* PROMPT
Every line that contains the word "index" should be copied.

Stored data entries
◇ ◇ ◇ ◇ ◇
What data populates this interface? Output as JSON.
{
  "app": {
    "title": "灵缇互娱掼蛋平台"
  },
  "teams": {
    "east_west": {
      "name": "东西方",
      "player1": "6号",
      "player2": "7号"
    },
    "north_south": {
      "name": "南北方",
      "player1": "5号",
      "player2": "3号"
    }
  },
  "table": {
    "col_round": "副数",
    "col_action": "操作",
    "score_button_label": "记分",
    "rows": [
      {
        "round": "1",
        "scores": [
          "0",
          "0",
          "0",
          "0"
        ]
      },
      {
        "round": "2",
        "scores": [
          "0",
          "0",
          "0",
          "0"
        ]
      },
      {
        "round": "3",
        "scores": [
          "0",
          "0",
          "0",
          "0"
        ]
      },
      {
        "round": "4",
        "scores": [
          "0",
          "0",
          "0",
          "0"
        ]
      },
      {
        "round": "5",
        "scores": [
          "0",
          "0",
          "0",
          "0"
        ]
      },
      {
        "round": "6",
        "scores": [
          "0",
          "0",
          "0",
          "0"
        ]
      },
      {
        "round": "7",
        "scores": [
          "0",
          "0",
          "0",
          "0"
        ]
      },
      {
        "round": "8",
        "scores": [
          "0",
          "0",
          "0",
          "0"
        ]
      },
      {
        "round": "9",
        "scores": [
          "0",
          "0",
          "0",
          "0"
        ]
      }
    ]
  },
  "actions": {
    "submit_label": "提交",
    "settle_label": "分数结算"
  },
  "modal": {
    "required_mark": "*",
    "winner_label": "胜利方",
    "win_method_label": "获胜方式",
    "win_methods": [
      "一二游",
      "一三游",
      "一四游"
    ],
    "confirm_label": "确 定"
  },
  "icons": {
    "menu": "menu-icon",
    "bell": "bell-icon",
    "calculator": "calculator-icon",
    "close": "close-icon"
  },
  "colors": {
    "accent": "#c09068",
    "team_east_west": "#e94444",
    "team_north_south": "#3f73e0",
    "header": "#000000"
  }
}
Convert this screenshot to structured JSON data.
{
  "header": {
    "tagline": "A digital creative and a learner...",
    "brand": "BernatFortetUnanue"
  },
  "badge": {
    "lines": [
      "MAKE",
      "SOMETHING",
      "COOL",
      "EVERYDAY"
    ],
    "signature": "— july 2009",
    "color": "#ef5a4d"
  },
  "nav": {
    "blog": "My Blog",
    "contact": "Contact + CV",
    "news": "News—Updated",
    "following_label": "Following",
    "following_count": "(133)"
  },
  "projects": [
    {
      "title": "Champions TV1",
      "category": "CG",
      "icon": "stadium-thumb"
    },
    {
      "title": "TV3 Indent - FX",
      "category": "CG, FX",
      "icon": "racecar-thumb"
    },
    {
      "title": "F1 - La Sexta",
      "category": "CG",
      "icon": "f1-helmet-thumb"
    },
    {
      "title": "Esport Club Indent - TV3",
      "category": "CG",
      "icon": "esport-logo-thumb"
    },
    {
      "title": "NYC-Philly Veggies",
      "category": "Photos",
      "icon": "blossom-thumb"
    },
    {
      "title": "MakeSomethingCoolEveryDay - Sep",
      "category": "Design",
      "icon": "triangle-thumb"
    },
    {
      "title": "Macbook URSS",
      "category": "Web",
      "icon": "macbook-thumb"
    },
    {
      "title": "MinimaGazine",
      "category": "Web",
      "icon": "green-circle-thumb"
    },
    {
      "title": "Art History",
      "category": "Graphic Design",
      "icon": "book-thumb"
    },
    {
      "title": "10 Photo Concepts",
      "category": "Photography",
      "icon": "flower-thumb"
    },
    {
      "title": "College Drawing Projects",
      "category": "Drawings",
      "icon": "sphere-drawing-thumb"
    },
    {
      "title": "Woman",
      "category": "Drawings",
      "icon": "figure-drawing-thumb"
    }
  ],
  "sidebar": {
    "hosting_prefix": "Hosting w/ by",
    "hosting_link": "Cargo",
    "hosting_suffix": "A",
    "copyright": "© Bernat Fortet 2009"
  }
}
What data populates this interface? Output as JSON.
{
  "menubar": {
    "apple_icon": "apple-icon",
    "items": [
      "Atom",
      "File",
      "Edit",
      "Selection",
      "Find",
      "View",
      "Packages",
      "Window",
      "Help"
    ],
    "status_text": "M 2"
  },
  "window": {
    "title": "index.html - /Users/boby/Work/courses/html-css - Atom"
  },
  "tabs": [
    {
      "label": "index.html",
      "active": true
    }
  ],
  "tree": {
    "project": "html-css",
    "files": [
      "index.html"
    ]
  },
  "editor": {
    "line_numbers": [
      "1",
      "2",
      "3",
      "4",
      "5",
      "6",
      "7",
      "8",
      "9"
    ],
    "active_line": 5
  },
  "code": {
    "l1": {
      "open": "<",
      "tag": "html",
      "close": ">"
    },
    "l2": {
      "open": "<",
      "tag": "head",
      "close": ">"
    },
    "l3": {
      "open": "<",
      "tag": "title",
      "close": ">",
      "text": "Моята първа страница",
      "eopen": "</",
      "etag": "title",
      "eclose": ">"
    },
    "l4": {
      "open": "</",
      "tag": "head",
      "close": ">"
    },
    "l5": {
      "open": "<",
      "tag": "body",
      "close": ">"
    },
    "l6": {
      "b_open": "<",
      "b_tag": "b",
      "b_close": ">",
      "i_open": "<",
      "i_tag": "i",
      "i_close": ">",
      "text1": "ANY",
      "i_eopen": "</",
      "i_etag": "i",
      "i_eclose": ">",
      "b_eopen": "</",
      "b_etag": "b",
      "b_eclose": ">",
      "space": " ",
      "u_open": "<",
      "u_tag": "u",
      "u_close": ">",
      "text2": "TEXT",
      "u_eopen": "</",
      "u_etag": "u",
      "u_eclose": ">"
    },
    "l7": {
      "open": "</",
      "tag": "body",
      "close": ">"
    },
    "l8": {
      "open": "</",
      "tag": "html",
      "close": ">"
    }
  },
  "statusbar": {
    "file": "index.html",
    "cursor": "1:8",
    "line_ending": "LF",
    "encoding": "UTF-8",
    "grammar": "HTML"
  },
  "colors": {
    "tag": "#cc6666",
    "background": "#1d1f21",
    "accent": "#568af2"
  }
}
◇ ◇ ◇ ◇ ◇
* RESULT
    "title": "index.html - /Users/boby/Work/courses/html-css - Atom"
      "label": "index.html",
      "index.html"
    "file": "index.html",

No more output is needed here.